Stated exercise
Collect every line below that contains the word "JSON".

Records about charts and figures
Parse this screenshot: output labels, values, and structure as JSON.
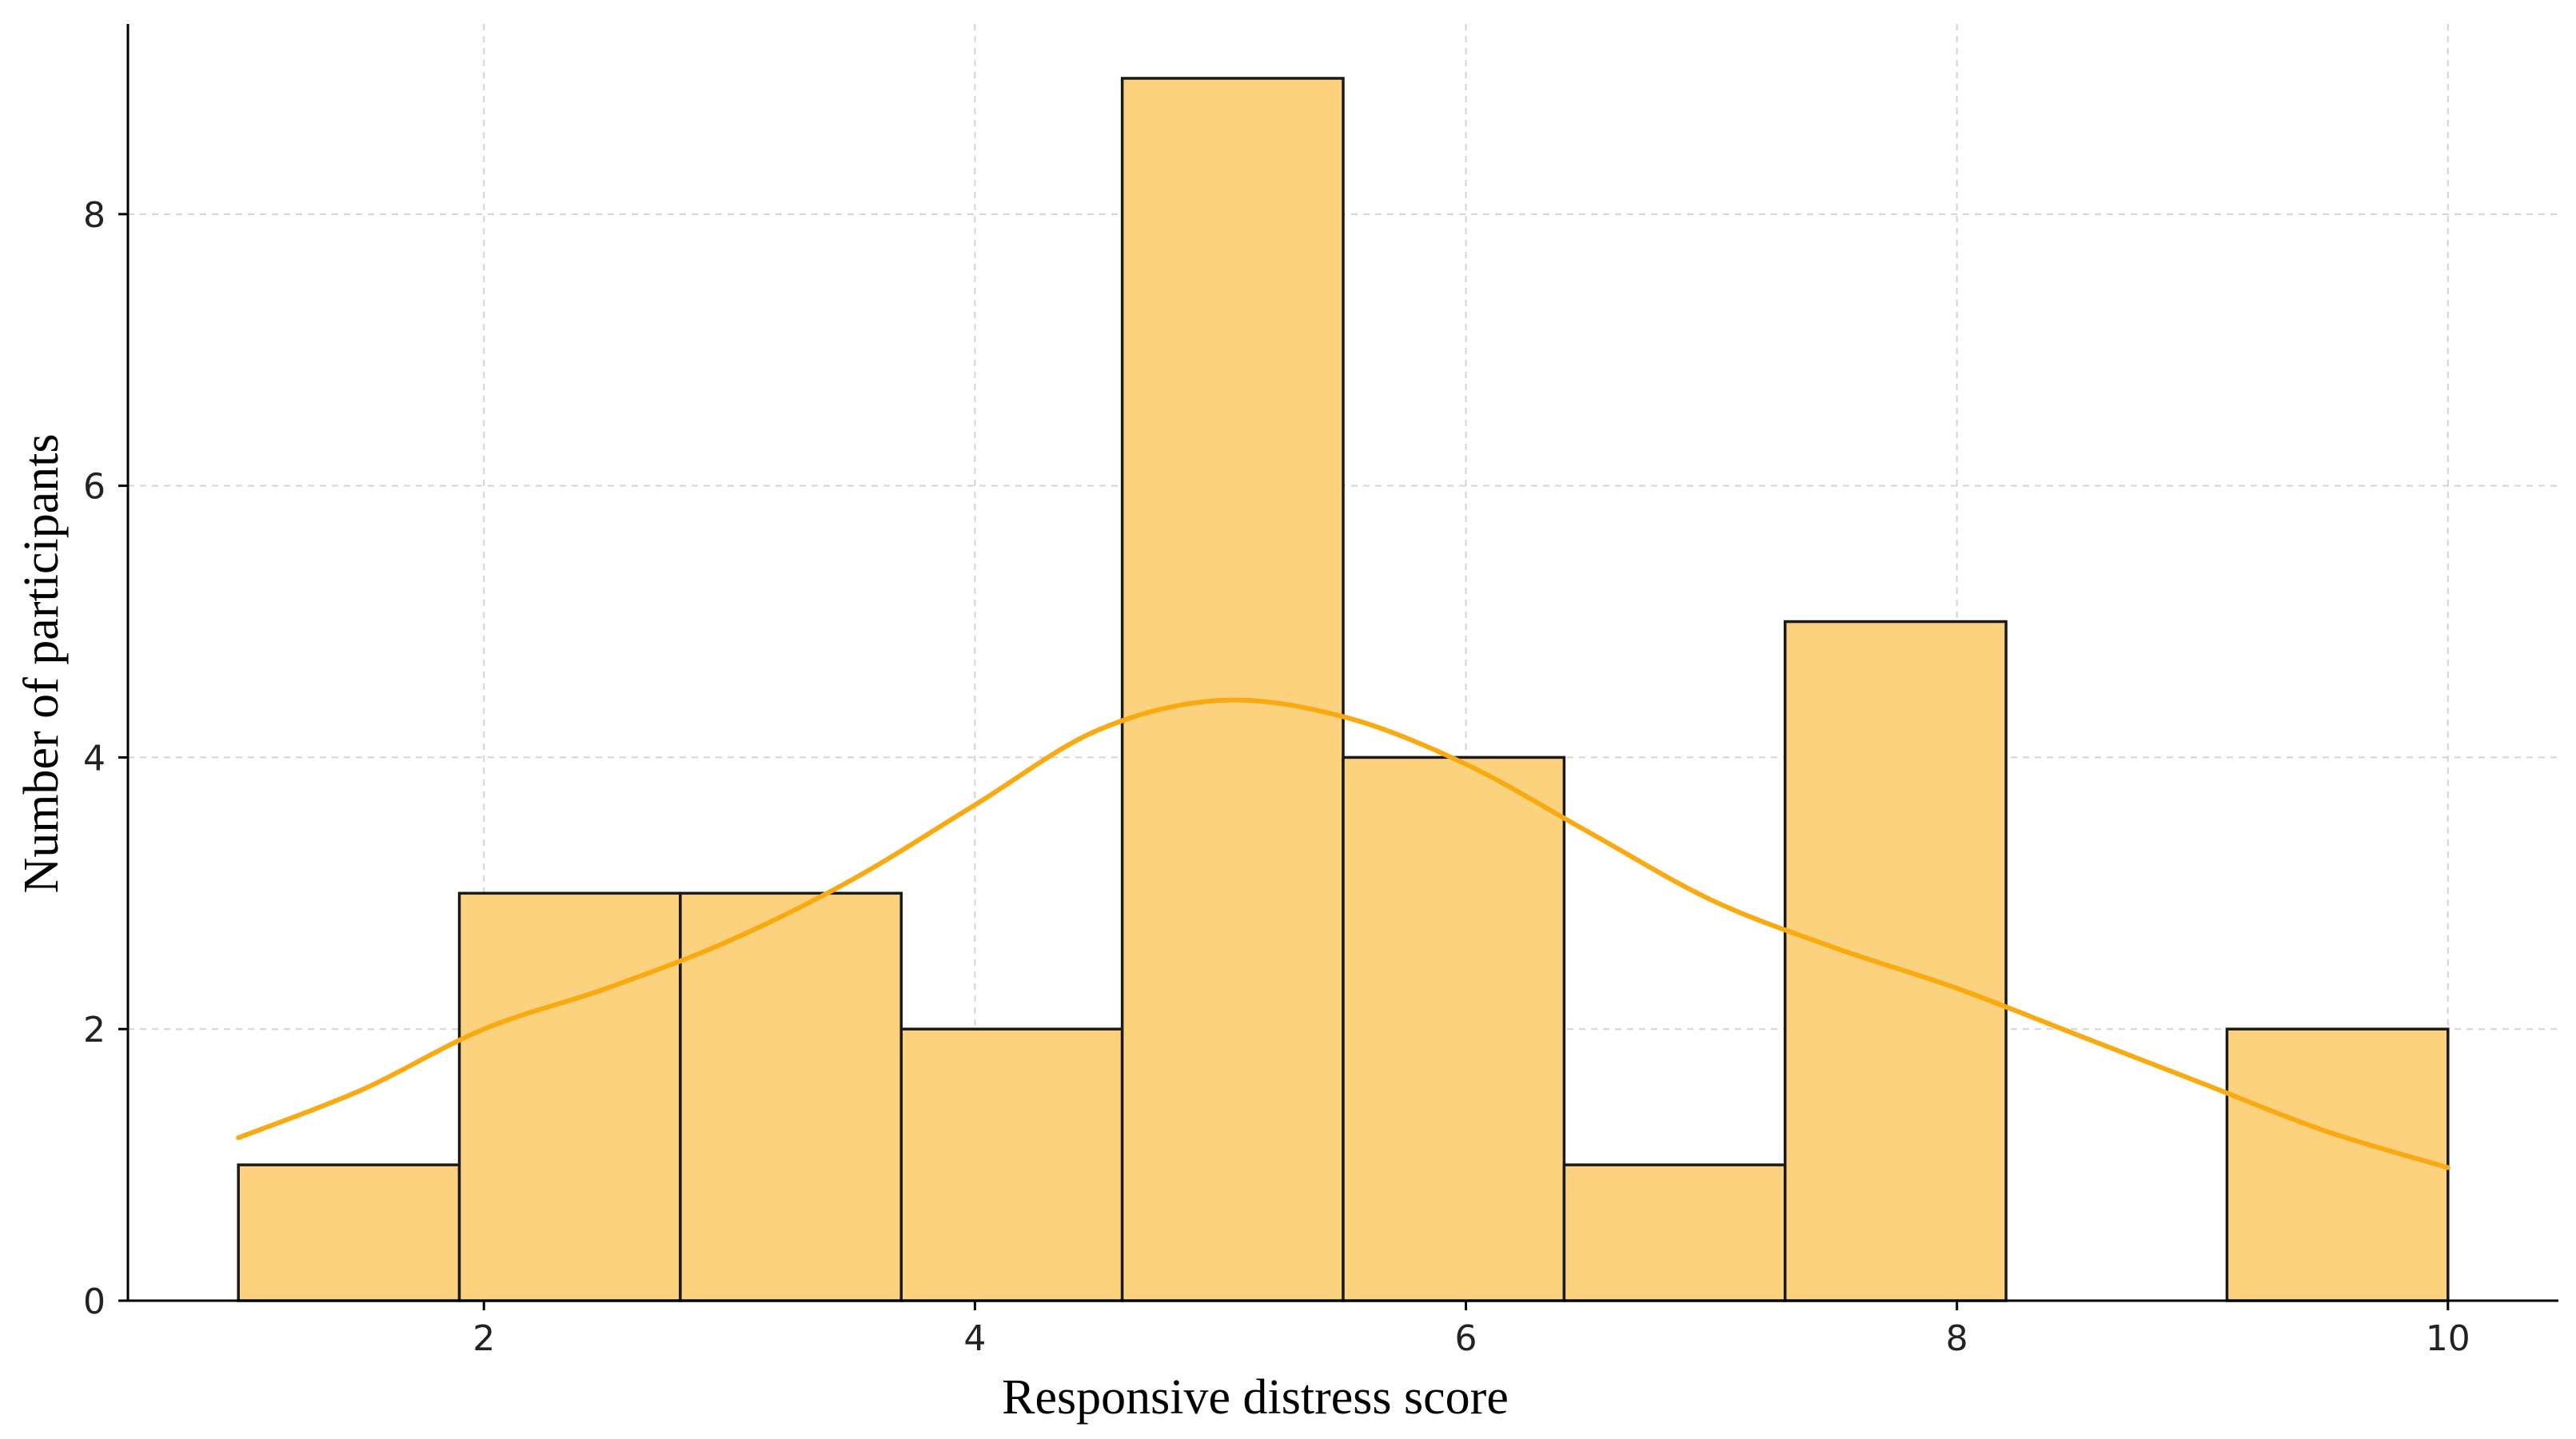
{
  "chart_data": {
    "type": "bar",
    "title": "",
    "xlabel": "Responsive distress score",
    "ylabel": "Number of participants",
    "xlim": [
      0.55,
      10.45
    ],
    "ylim": [
      0,
      9.4
    ],
    "x_ticks": [
      2,
      4,
      6,
      8,
      10
    ],
    "y_ticks": [
      0,
      2,
      4,
      6,
      8
    ],
    "grid": true,
    "histogram": {
      "bin_start": 1,
      "bin_width": 0.9,
      "counts": [
        1,
        3,
        3,
        2,
        9,
        4,
        1,
        5,
        0,
        2
      ]
    },
    "kde": {
      "x": [
        1.0,
        1.5,
        2.0,
        2.5,
        3.0,
        3.5,
        4.0,
        4.5,
        5.0,
        5.5,
        6.0,
        6.5,
        7.0,
        7.5,
        8.0,
        8.5,
        9.0,
        9.5,
        10.0
      ],
      "y": [
        1.2,
        1.55,
        2.0,
        2.3,
        2.65,
        3.1,
        3.65,
        4.2,
        4.42,
        4.3,
        3.95,
        3.45,
        2.95,
        2.6,
        2.3,
        1.95,
        1.6,
        1.25,
        0.98
      ]
    },
    "colors": {
      "bar_fill": "#fdd27e",
      "bar_edge": "#1a1a1a",
      "kde_line": "#f9aa10"
    }
  }
}
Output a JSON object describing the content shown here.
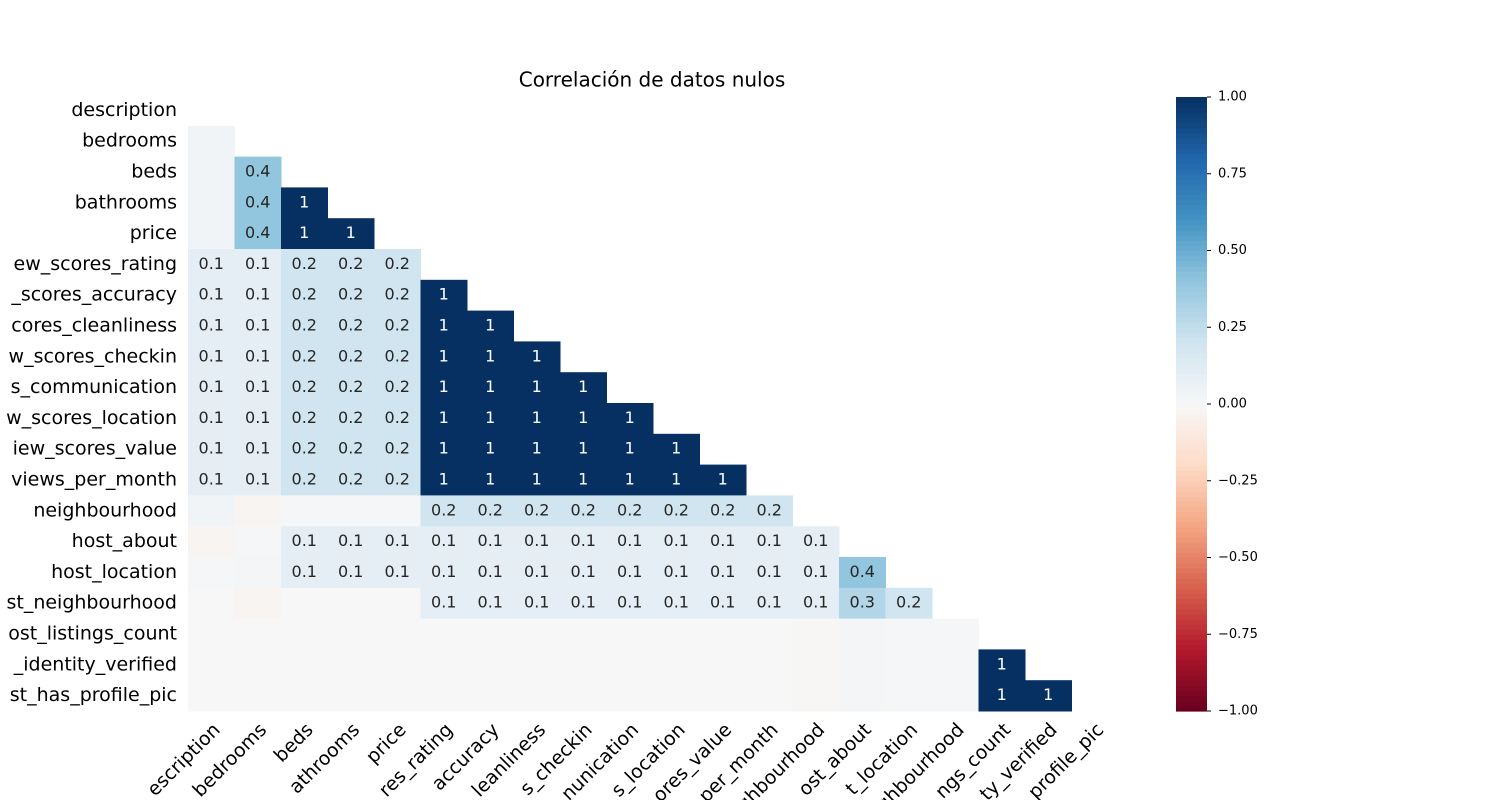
{
  "chart_data": {
    "type": "heatmap",
    "title": "Correlación de datos nulos",
    "row_labels": [
      "description",
      "bedrooms",
      "beds",
      "bathrooms",
      "price",
      "ew_scores_rating",
      "_scores_accuracy",
      "cores_cleanliness",
      "w_scores_checkin",
      "s_communication",
      "w_scores_location",
      "iew_scores_value",
      "views_per_month",
      "neighbourhood",
      "host_about",
      "host_location",
      "st_neighbourhood",
      "ost_listings_count",
      "_identity_verified",
      "st_has_profile_pic"
    ],
    "col_labels": [
      "escription",
      "bedrooms",
      "beds",
      "athrooms",
      "price",
      "res_rating",
      "accuracy",
      "leanliness",
      "s_checkin",
      "nunication",
      "s_location",
      "ores_value",
      "per_month",
      "ghbourhood",
      "ost_about",
      "t_location",
      "ighbourhood",
      "ngs_count",
      "ty_verified",
      "profile_pic"
    ],
    "values": [
      [
        null,
        null,
        null,
        null,
        null,
        null,
        null,
        null,
        null,
        null,
        null,
        null,
        null,
        null,
        null,
        null,
        null,
        null,
        null,
        null
      ],
      [
        0.03,
        null,
        null,
        null,
        null,
        null,
        null,
        null,
        null,
        null,
        null,
        null,
        null,
        null,
        null,
        null,
        null,
        null,
        null,
        null
      ],
      [
        0.03,
        0.4,
        null,
        null,
        null,
        null,
        null,
        null,
        null,
        null,
        null,
        null,
        null,
        null,
        null,
        null,
        null,
        null,
        null,
        null
      ],
      [
        0.03,
        0.4,
        1,
        null,
        null,
        null,
        null,
        null,
        null,
        null,
        null,
        null,
        null,
        null,
        null,
        null,
        null,
        null,
        null,
        null
      ],
      [
        0.03,
        0.4,
        1,
        1,
        null,
        null,
        null,
        null,
        null,
        null,
        null,
        null,
        null,
        null,
        null,
        null,
        null,
        null,
        null,
        null
      ],
      [
        0.1,
        0.1,
        0.2,
        0.2,
        0.2,
        null,
        null,
        null,
        null,
        null,
        null,
        null,
        null,
        null,
        null,
        null,
        null,
        null,
        null,
        null
      ],
      [
        0.1,
        0.1,
        0.2,
        0.2,
        0.2,
        1,
        null,
        null,
        null,
        null,
        null,
        null,
        null,
        null,
        null,
        null,
        null,
        null,
        null,
        null
      ],
      [
        0.1,
        0.1,
        0.2,
        0.2,
        0.2,
        1,
        1,
        null,
        null,
        null,
        null,
        null,
        null,
        null,
        null,
        null,
        null,
        null,
        null,
        null
      ],
      [
        0.1,
        0.1,
        0.2,
        0.2,
        0.2,
        1,
        1,
        1,
        null,
        null,
        null,
        null,
        null,
        null,
        null,
        null,
        null,
        null,
        null,
        null
      ],
      [
        0.1,
        0.1,
        0.2,
        0.2,
        0.2,
        1,
        1,
        1,
        1,
        null,
        null,
        null,
        null,
        null,
        null,
        null,
        null,
        null,
        null,
        null
      ],
      [
        0.1,
        0.1,
        0.2,
        0.2,
        0.2,
        1,
        1,
        1,
        1,
        1,
        null,
        null,
        null,
        null,
        null,
        null,
        null,
        null,
        null,
        null
      ],
      [
        0.1,
        0.1,
        0.2,
        0.2,
        0.2,
        1,
        1,
        1,
        1,
        1,
        1,
        null,
        null,
        null,
        null,
        null,
        null,
        null,
        null,
        null
      ],
      [
        0.1,
        0.1,
        0.2,
        0.2,
        0.2,
        1,
        1,
        1,
        1,
        1,
        1,
        1,
        null,
        null,
        null,
        null,
        null,
        null,
        null,
        null
      ],
      [
        0.03,
        -0.02,
        0.01,
        0.01,
        0.01,
        0.2,
        0.2,
        0.2,
        0.2,
        0.2,
        0.2,
        0.2,
        0.2,
        null,
        null,
        null,
        null,
        null,
        null,
        null
      ],
      [
        -0.02,
        0.01,
        0.1,
        0.1,
        0.1,
        0.1,
        0.1,
        0.1,
        0.1,
        0.1,
        0.1,
        0.1,
        0.1,
        0.1,
        null,
        null,
        null,
        null,
        null,
        null
      ],
      [
        0.01,
        0.02,
        0.1,
        0.1,
        0.1,
        0.1,
        0.1,
        0.1,
        0.1,
        0.1,
        0.1,
        0.1,
        0.1,
        0.1,
        0.4,
        null,
        null,
        null,
        null,
        null
      ],
      [
        0,
        -0.02,
        0,
        0,
        0,
        0.1,
        0.1,
        0.1,
        0.1,
        0.1,
        0.1,
        0.1,
        0.1,
        0.1,
        0.3,
        0.2,
        null,
        null,
        null,
        null
      ],
      [
        0,
        0,
        0,
        0,
        0,
        0,
        0,
        0,
        0,
        0,
        0,
        0,
        0,
        -0.01,
        0.02,
        0.01,
        0.01,
        null,
        null,
        null
      ],
      [
        0,
        0,
        0,
        0,
        0,
        0,
        0,
        0,
        0,
        0,
        0,
        0,
        0,
        -0.01,
        0.02,
        0.01,
        0.01,
        1,
        null,
        null
      ],
      [
        0,
        0,
        0,
        0,
        0,
        0,
        0,
        0,
        0,
        0,
        0,
        0,
        0,
        -0.01,
        0.02,
        0.01,
        0.01,
        1,
        1,
        null
      ]
    ],
    "colormap": [
      "#67001f",
      "#b2182b",
      "#d6604d",
      "#f4a582",
      "#fddbc7",
      "#f7f7f7",
      "#d1e5f0",
      "#92c5de",
      "#4393c3",
      "#2166ac",
      "#053061"
    ],
    "clim": [
      -1,
      1
    ],
    "cticks": [
      {
        "value": -1,
        "label": "−1.00"
      },
      {
        "value": -0.75,
        "label": "−0.75"
      },
      {
        "value": -0.5,
        "label": "−0.50"
      },
      {
        "value": -0.25,
        "label": "−0.25"
      },
      {
        "value": 0,
        "label": "0.00"
      },
      {
        "value": 0.25,
        "label": "0.25"
      },
      {
        "value": 0.5,
        "label": "0.50"
      },
      {
        "value": 0.75,
        "label": "0.75"
      },
      {
        "value": 1,
        "label": "1.00"
      }
    ]
  }
}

The response
Parse this screenshot: output labels, values, and structure as JSON.
Output a JSON object describing the content shown here.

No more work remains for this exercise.